→ WRITTEN REQUEST
Exactly as written, please set down all of the entries again, with no pictures.
-------- RAW DATA --------
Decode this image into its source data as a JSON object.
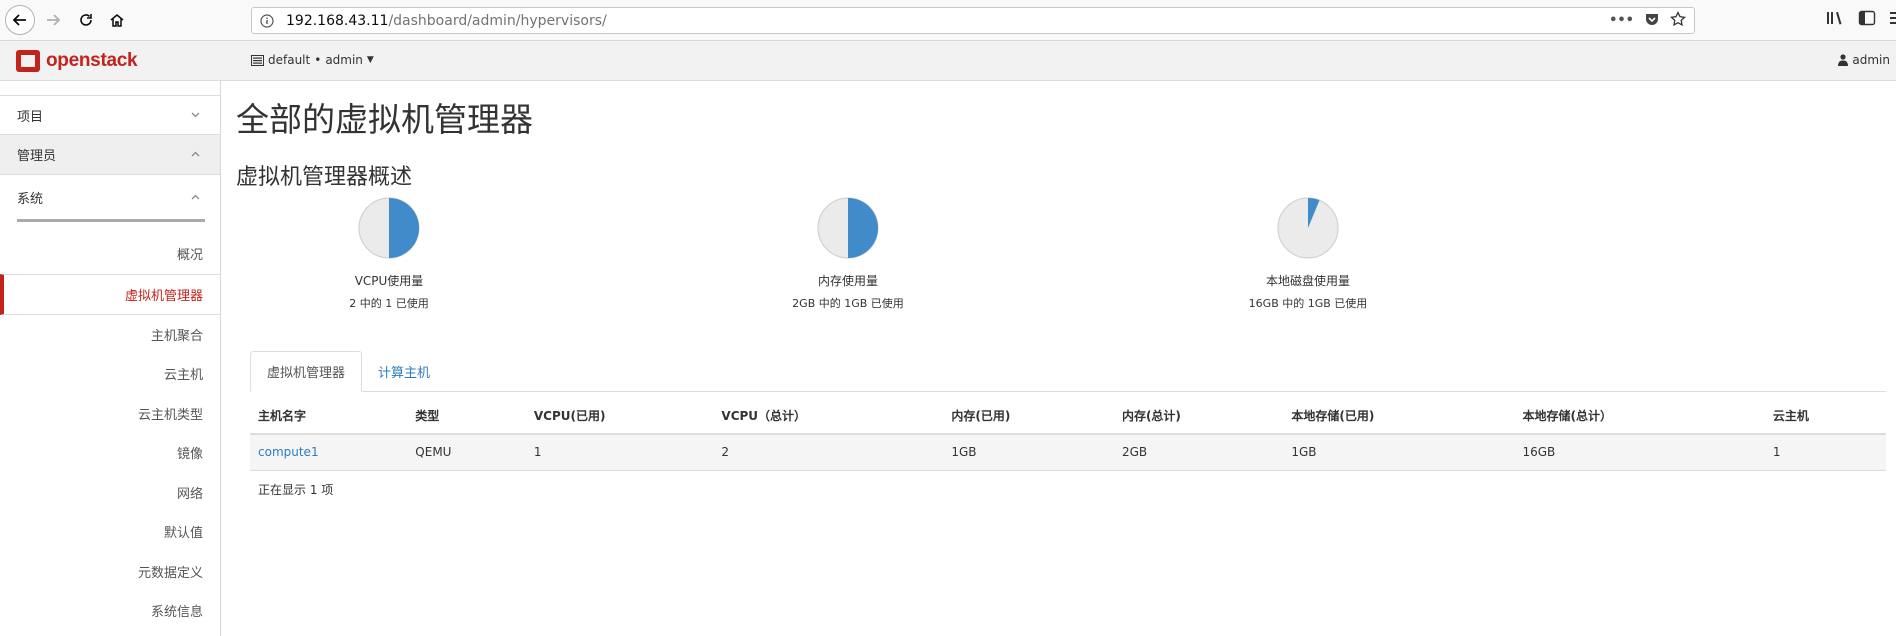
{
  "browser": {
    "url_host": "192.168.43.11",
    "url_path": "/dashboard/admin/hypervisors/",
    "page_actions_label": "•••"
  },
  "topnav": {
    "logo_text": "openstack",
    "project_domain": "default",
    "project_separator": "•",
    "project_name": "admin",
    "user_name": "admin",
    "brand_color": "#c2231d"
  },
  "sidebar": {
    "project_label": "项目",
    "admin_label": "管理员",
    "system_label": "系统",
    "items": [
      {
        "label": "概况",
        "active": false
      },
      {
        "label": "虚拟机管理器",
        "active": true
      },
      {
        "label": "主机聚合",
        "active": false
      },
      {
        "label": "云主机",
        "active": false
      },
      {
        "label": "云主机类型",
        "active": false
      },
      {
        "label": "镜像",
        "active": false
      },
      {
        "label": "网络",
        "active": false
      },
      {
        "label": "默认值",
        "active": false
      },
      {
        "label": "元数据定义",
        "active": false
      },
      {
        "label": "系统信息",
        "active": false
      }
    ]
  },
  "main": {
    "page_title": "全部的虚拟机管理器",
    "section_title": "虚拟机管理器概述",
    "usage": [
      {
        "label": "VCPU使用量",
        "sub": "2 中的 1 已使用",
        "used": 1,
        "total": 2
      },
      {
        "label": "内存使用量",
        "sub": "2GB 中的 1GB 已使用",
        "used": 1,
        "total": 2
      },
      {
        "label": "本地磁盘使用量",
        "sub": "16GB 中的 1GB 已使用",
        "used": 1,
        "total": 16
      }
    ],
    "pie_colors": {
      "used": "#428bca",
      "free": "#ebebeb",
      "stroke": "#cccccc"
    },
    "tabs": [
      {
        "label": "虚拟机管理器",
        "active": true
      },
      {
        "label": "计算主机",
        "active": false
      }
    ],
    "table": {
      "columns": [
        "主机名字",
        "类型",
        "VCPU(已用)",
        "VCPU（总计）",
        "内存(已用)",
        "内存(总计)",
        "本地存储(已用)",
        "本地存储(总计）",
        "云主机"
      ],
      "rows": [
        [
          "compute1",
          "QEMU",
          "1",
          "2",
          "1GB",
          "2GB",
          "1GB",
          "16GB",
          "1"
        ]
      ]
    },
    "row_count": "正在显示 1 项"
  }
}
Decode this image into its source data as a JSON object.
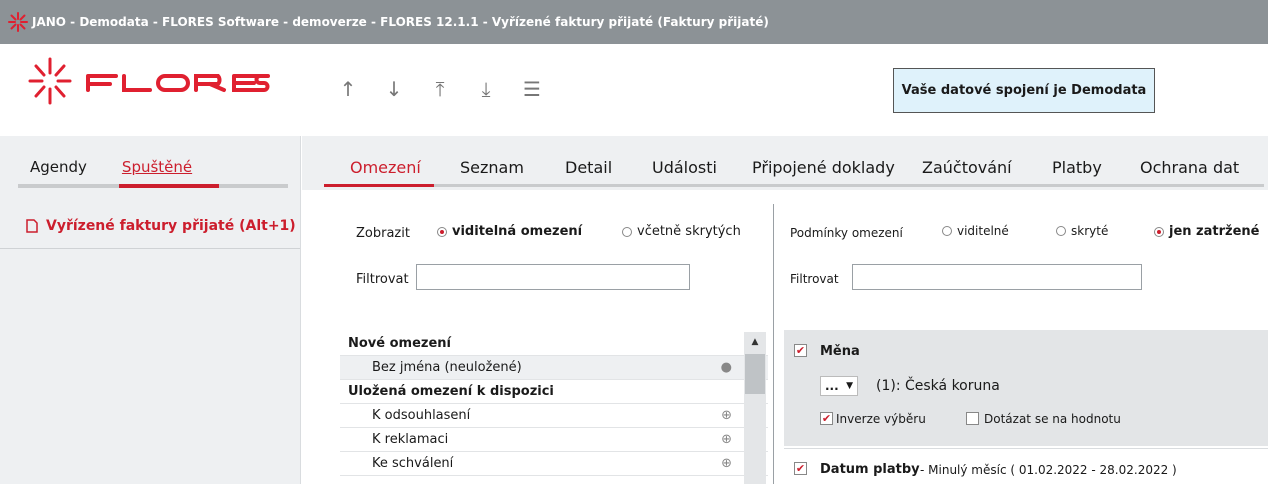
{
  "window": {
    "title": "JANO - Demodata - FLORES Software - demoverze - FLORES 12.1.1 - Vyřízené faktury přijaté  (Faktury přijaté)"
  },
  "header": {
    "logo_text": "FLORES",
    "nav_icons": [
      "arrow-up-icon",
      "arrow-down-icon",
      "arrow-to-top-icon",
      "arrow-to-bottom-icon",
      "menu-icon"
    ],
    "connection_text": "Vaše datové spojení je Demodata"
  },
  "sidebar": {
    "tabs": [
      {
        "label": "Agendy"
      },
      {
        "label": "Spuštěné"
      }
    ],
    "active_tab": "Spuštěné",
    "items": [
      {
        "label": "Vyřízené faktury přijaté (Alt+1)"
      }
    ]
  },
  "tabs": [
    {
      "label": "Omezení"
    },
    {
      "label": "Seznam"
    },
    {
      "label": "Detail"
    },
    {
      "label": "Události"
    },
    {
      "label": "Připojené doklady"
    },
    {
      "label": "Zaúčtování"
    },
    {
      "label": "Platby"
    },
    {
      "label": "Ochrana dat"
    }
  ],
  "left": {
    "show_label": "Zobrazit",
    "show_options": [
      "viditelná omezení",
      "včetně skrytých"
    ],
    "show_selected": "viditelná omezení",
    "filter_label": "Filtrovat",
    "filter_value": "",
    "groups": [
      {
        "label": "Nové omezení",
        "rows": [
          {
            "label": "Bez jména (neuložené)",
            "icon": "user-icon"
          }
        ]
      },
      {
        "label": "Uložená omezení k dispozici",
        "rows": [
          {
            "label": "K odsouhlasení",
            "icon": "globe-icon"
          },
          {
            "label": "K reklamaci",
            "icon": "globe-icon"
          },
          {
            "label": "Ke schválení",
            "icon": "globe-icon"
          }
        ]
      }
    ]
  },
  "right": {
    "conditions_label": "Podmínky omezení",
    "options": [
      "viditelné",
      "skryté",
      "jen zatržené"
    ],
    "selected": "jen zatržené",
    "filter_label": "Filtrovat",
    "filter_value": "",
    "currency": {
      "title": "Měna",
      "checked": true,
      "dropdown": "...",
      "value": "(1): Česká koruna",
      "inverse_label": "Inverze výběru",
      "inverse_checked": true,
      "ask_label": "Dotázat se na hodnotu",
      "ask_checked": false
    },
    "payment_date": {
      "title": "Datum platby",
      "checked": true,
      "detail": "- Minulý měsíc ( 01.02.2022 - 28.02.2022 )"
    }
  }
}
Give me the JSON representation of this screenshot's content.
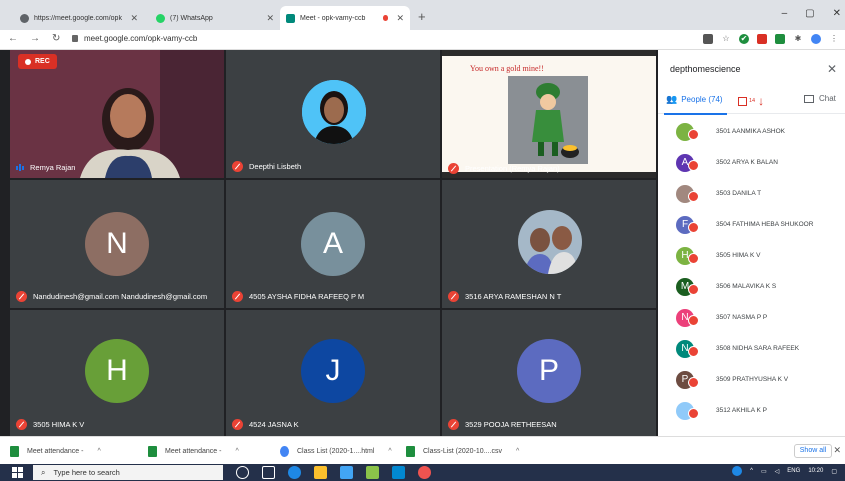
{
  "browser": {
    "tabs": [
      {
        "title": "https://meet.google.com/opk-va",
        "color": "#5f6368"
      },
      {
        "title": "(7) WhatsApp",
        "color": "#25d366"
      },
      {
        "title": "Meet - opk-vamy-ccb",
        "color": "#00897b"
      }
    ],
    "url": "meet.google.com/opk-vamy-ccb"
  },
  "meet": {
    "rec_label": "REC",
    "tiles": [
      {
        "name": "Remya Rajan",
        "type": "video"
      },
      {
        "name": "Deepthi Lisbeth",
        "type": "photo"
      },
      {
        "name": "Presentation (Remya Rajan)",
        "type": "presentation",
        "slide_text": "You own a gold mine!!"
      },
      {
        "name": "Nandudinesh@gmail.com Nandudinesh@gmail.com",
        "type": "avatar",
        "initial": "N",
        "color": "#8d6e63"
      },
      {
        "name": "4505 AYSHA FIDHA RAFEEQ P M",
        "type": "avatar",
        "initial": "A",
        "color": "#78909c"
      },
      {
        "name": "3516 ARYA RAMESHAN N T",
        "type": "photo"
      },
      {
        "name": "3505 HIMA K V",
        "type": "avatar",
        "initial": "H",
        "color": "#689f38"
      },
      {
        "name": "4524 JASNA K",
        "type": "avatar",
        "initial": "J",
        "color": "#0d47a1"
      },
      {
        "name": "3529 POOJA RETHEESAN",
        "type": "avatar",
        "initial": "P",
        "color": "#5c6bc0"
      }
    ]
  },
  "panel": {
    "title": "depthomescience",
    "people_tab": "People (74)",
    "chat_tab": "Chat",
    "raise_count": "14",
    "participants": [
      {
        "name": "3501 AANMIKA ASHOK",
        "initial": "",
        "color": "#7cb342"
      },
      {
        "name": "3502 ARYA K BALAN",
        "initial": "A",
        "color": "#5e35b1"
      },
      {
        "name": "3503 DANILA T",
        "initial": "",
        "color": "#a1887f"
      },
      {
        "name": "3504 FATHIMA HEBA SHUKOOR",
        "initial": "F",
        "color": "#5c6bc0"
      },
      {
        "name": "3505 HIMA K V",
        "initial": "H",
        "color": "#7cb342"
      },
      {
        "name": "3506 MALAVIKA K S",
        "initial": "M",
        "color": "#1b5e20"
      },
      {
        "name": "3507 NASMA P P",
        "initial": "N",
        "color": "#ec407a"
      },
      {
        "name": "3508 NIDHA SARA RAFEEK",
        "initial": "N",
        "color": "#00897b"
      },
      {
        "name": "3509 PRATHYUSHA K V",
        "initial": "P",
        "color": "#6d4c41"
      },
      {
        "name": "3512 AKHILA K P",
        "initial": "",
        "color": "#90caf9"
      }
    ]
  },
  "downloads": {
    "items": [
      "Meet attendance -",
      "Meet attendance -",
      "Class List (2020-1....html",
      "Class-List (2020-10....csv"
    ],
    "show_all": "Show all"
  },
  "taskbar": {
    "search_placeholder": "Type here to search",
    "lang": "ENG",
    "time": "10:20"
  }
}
--------
→ COMPLETE ANSWER
Decode this image into its source data as a JSON object.
{
  "browser": {
    "url_host": "192.168.43.11",
    "url_path": "/dashboard/admin/hypervisors/",
    "page_actions_label": "•••"
  },
  "topnav": {
    "logo_text": "openstack",
    "project_domain": "default",
    "project_separator": "•",
    "project_name": "admin",
    "user_name": "admin",
    "brand_color": "#c2231d"
  },
  "sidebar": {
    "project_label": "项目",
    "admin_label": "管理员",
    "system_label": "系统",
    "items": [
      {
        "label": "概况",
        "active": false
      },
      {
        "label": "虚拟机管理器",
        "active": true
      },
      {
        "label": "主机聚合",
        "active": false
      },
      {
        "label": "云主机",
        "active": false
      },
      {
        "label": "云主机类型",
        "active": false
      },
      {
        "label": "镜像",
        "active": false
      },
      {
        "label": "网络",
        "active": false
      },
      {
        "label": "默认值",
        "active": false
      },
      {
        "label": "元数据定义",
        "active": false
      },
      {
        "label": "系统信息",
        "active": false
      }
    ]
  },
  "main": {
    "page_title": "全部的虚拟机管理器",
    "section_title": "虚拟机管理器概述",
    "usage": [
      {
        "label": "VCPU使用量",
        "sub": "2 中的 1 已使用",
        "used": 1,
        "total": 2
      },
      {
        "label": "内存使用量",
        "sub": "2GB 中的 1GB 已使用",
        "used": 1,
        "total": 2
      },
      {
        "label": "本地磁盘使用量",
        "sub": "16GB 中的 1GB 已使用",
        "used": 1,
        "total": 16
      }
    ],
    "pie_colors": {
      "used": "#428bca",
      "free": "#ebebeb",
      "stroke": "#cccccc"
    },
    "tabs": [
      {
        "label": "虚拟机管理器",
        "active": true
      },
      {
        "label": "计算主机",
        "active": false
      }
    ],
    "table": {
      "columns": [
        "主机名字",
        "类型",
        "VCPU(已用)",
        "VCPU（总计）",
        "内存(已用)",
        "内存(总计)",
        "本地存储(已用)",
        "本地存储(总计）",
        "云主机"
      ],
      "rows": [
        [
          "compute1",
          "QEMU",
          "1",
          "2",
          "1GB",
          "2GB",
          "1GB",
          "16GB",
          "1"
        ]
      ]
    },
    "row_count": "正在显示 1 项"
  }
}
Decode this image into its source data as a JSON object.
{
  "window": {
    "title": "JANO - Demodata - FLORES Software - demoverze - FLORES 12.1.1 - Vyřízené faktury přijaté  (Faktury přijaté)"
  },
  "header": {
    "logo_text": "FLORES",
    "nav_icons": [
      "arrow-up-icon",
      "arrow-down-icon",
      "arrow-to-top-icon",
      "arrow-to-bottom-icon",
      "menu-icon"
    ],
    "connection_text": "Vaše datové spojení je Demodata"
  },
  "sidebar": {
    "tabs": [
      {
        "label": "Agendy"
      },
      {
        "label": "Spuštěné"
      }
    ],
    "active_tab": "Spuštěné",
    "items": [
      {
        "label": "Vyřízené faktury přijaté (Alt+1)"
      }
    ]
  },
  "tabs": [
    {
      "label": "Omezení"
    },
    {
      "label": "Seznam"
    },
    {
      "label": "Detail"
    },
    {
      "label": "Události"
    },
    {
      "label": "Připojené doklady"
    },
    {
      "label": "Zaúčtování"
    },
    {
      "label": "Platby"
    },
    {
      "label": "Ochrana dat"
    }
  ],
  "left": {
    "show_label": "Zobrazit",
    "show_options": [
      "viditelná omezení",
      "včetně skrytých"
    ],
    "show_selected": "viditelná omezení",
    "filter_label": "Filtrovat",
    "filter_value": "",
    "groups": [
      {
        "label": "Nové omezení",
        "rows": [
          {
            "label": "Bez jména (neuložené)",
            "icon": "user-icon"
          }
        ]
      },
      {
        "label": "Uložená omezení k dispozici",
        "rows": [
          {
            "label": "K odsouhlasení",
            "icon": "globe-icon"
          },
          {
            "label": "K reklamaci",
            "icon": "globe-icon"
          },
          {
            "label": "Ke schválení",
            "icon": "globe-icon"
          }
        ]
      }
    ]
  },
  "right": {
    "conditions_label": "Podmínky omezení",
    "options": [
      "viditelné",
      "skryté",
      "jen zatržené"
    ],
    "selected": "jen zatržené",
    "filter_label": "Filtrovat",
    "filter_value": "",
    "currency": {
      "title": "Měna",
      "checked": true,
      "dropdown": "...",
      "value": "(1): Česká koruna",
      "inverse_label": "Inverze výběru",
      "inverse_checked": true,
      "ask_label": "Dotázat se na hodnotu",
      "ask_checked": false
    },
    "payment_date": {
      "title": "Datum platby",
      "checked": true,
      "detail": "- Minulý měsíc ( 01.02.2022 - 28.02.2022 )"
    }
  }
}
Give me the JSON representation of this screenshot's content.
{
  "browser": {
    "tabs": [
      {
        "title": "https://meet.google.com/opk-va",
        "color": "#5f6368"
      },
      {
        "title": "(7) WhatsApp",
        "color": "#25d366"
      },
      {
        "title": "Meet - opk-vamy-ccb",
        "color": "#00897b"
      }
    ],
    "url": "meet.google.com/opk-vamy-ccb"
  },
  "meet": {
    "rec_label": "REC",
    "tiles": [
      {
        "name": "Remya Rajan",
        "type": "video"
      },
      {
        "name": "Deepthi Lisbeth",
        "type": "photo"
      },
      {
        "name": "Presentation (Remya Rajan)",
        "type": "presentation",
        "slide_text": "You own a gold mine!!"
      },
      {
        "name": "Nandudinesh@gmail.com Nandudinesh@gmail.com",
        "type": "avatar",
        "initial": "N",
        "color": "#8d6e63"
      },
      {
        "name": "4505 AYSHA FIDHA RAFEEQ P M",
        "type": "avatar",
        "initial": "A",
        "color": "#78909c"
      },
      {
        "name": "3516 ARYA RAMESHAN N T",
        "type": "photo"
      },
      {
        "name": "3505 HIMA K V",
        "type": "avatar",
        "initial": "H",
        "color": "#689f38"
      },
      {
        "name": "4524 JASNA K",
        "type": "avatar",
        "initial": "J",
        "color": "#0d47a1"
      },
      {
        "name": "3529 POOJA RETHEESAN",
        "type": "avatar",
        "initial": "P",
        "color": "#5c6bc0"
      }
    ]
  },
  "panel": {
    "title": "depthomescience",
    "people_tab": "People (74)",
    "chat_tab": "Chat",
    "raise_count": "14",
    "participants": [
      {
        "name": "3501 AANMIKA ASHOK",
        "initial": "",
        "color": "#7cb342"
      },
      {
        "name": "3502 ARYA K BALAN",
        "initial": "A",
        "color": "#5e35b1"
      },
      {
        "name": "3503 DANILA T",
        "initial": "",
        "color": "#a1887f"
      },
      {
        "name": "3504 FATHIMA HEBA SHUKOOR",
        "initial": "F",
        "color": "#5c6bc0"
      },
      {
        "name": "3505 HIMA K V",
        "initial": "H",
        "color": "#7cb342"
      },
      {
        "name": "3506 MALAVIKA K S",
        "initial": "M",
        "color": "#1b5e20"
      },
      {
        "name": "3507 NASMA P P",
        "initial": "N",
        "color": "#ec407a"
      },
      {
        "name": "3508 NIDHA SARA RAFEEK",
        "initial": "N",
        "color": "#00897b"
      },
      {
        "name": "3509 PRATHYUSHA K V",
        "initial": "P",
        "color": "#6d4c41"
      },
      {
        "name": "3512 AKHILA K P",
        "initial": "",
        "color": "#90caf9"
      }
    ]
  },
  "downloads": {
    "items": [
      "Meet attendance -",
      "Meet attendance -",
      "Class List (2020-1....html",
      "Class-List (2020-10....csv"
    ],
    "show_all": "Show all"
  },
  "taskbar": {
    "search_placeholder": "Type here to search",
    "lang": "ENG",
    "time": "10:20"
  }
}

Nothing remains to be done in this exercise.